Dataset entries:
BEGIN

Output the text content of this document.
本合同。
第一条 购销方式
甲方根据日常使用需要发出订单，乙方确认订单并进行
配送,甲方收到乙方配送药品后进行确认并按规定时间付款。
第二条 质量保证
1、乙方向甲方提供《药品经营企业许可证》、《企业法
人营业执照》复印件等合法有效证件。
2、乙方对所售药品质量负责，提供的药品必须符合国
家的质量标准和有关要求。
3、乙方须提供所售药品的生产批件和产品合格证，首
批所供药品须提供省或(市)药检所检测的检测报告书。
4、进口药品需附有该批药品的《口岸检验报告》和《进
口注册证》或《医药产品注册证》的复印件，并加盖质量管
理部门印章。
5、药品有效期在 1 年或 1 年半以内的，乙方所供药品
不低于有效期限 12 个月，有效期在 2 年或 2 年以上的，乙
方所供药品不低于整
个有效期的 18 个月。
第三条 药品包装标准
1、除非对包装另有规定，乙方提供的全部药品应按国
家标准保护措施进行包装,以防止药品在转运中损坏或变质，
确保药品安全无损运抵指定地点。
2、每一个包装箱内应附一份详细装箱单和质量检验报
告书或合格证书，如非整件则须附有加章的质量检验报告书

END
BEGIN

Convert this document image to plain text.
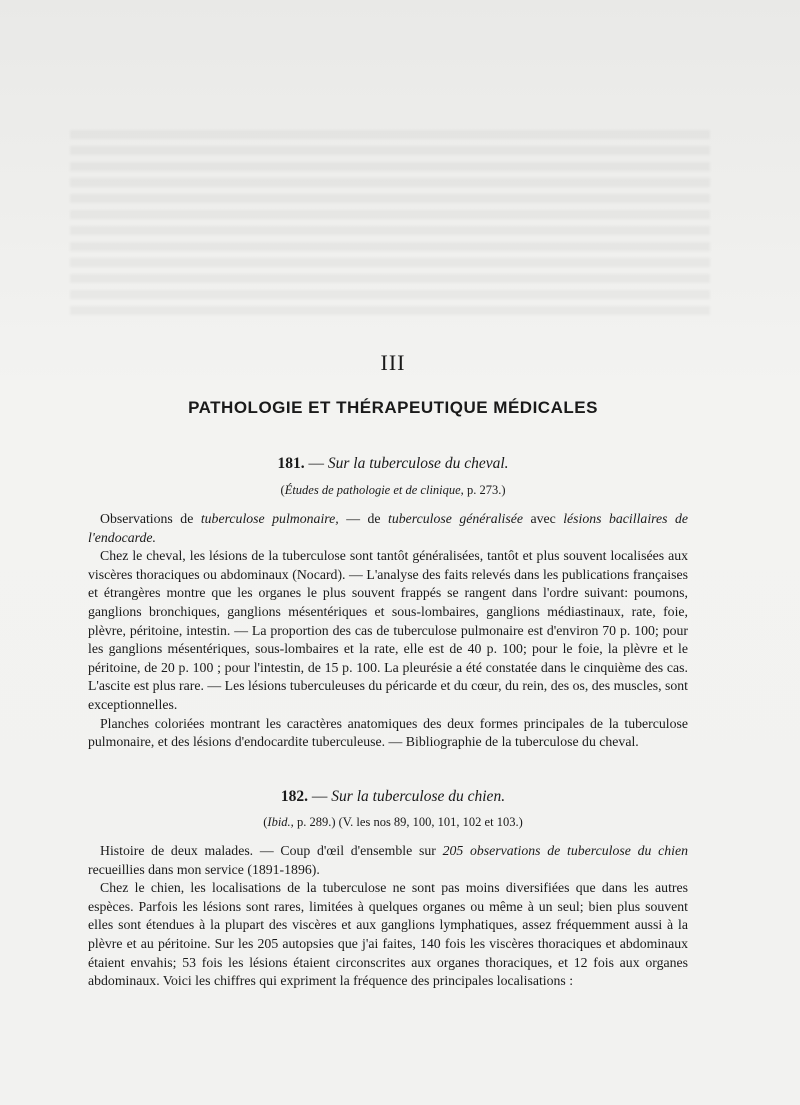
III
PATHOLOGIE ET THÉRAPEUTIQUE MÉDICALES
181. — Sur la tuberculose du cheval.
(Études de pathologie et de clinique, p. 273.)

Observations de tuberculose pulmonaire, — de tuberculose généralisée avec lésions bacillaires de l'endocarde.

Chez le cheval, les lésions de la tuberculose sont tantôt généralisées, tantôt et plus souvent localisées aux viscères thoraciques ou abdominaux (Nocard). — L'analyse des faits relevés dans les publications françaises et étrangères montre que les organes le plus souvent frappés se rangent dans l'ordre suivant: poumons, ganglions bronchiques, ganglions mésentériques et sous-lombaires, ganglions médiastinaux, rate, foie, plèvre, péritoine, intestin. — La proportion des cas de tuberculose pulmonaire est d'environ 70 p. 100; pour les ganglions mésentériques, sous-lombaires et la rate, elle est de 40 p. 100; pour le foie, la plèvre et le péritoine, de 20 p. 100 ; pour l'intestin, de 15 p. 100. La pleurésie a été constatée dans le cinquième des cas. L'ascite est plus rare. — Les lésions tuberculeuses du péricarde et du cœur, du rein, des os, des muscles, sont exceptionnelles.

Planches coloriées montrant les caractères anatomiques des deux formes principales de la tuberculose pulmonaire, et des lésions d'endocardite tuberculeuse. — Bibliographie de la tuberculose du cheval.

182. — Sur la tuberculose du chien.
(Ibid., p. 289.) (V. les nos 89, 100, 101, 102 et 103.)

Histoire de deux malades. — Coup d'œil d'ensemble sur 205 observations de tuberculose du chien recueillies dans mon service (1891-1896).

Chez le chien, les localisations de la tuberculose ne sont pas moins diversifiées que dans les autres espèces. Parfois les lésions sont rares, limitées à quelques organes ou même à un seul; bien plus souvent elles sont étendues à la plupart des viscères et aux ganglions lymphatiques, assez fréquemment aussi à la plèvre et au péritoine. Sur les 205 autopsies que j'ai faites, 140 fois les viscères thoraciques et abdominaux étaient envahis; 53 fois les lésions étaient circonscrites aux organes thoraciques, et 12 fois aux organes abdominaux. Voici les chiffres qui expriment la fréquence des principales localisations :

END

Stated problem » Scan the listing above. Gather each line that contains the word "chien".

Reply »
182. — Sur la tuberculose du chien.
Histoire de deux malades. — Coup d'œil d'ensemble sur 205 observations de tuberculose du chien recueillies dans mon service (1891-1896).
Chez le chien, les localisations de la tuberculose ne sont pas moins diversifiées que dans les autres espèces. Parfois les lésions sont rares, limitées à quelques organes ou même à un seul; bien plus souvent elles sont étendues à la plupart des viscères et aux ganglions lymphatiques, assez fréquemment aussi à la plèvre et au péritoine. Sur les 205 autopsies que j'ai faites, 140 fois les viscères thoraciques et abdominaux étaient envahis; 53 fois les lésions étaient circonscrites aux organes thoraciques, et 12 fois aux organes abdominaux. Voici les chiffres qui expriment la fréquence des principales localisations :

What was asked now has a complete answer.